■ What to do ■
Reproduce every record exactly as it appears, but not the pictures.

** START Material shown **

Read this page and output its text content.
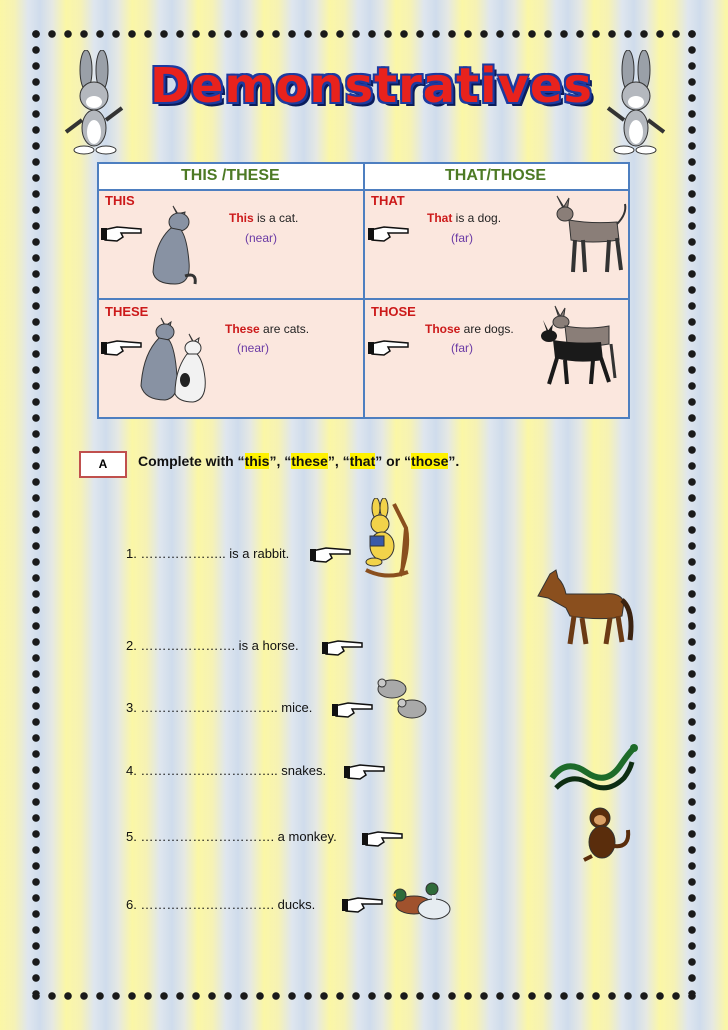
Demonstratives
THIS /THESE	THAT/THOSE
THIS
This is a cat.
(near)
THAT
That is a dog.
(far)
THESE
These are cats.
(near)
THOSE
Those are dogs.
(far)
A	Complete with “this”, “these”, “that” or “those”.
1. ……………….. is a rabbit.
2. …………………. is a horse.
3. ………………………….. mice.
4. ………………………….. snakes.
5. …………………………. a monkey.
6. …………………………. ducks.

** END Material shown **

■ Correct output ■
Read this page and output its text content.
Demonstratives
THIS /THESE	THAT/THOSE
THIS
This is a cat.
(near)
THAT
That is a dog.
(far)
THESE
These are cats.
(near)
THOSE
Those are dogs.
(far)
A	Complete with “this”, “these”, “that” or “those”.
1. ……………….. is a rabbit.
2. …………………. is a horse.
3. ………………………….. mice.
4. ………………………….. snakes.
5. …………………………. a monkey.
6. …………………………. ducks.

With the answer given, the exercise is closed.